Find every line in the records below that holds the word "salt" and copy it.
--- DATA LISTING ---
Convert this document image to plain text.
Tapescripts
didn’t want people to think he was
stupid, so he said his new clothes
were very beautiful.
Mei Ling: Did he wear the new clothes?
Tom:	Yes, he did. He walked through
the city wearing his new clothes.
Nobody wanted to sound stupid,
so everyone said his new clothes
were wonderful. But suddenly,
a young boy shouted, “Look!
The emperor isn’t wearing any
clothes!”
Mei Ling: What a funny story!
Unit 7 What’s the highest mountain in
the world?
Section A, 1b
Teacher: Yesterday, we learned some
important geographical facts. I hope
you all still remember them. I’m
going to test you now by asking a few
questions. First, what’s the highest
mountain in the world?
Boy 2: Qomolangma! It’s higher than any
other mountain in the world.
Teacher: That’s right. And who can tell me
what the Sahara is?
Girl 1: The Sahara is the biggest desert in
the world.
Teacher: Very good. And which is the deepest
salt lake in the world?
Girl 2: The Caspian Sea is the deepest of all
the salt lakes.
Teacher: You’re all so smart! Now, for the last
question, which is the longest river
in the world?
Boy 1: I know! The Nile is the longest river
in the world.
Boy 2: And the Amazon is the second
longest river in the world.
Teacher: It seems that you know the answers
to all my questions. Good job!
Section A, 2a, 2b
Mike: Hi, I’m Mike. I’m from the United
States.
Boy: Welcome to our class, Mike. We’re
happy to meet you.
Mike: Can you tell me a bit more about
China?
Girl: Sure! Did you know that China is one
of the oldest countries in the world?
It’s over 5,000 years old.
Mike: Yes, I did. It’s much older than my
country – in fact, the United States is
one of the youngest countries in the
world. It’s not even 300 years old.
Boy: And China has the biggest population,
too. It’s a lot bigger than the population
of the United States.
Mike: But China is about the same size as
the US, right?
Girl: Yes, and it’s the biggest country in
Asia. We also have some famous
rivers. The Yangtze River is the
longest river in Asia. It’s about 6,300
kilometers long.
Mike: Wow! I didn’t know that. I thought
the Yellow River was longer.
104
---
__EXERCISE RESULT__:
salt lake in the world?
the salt lakes.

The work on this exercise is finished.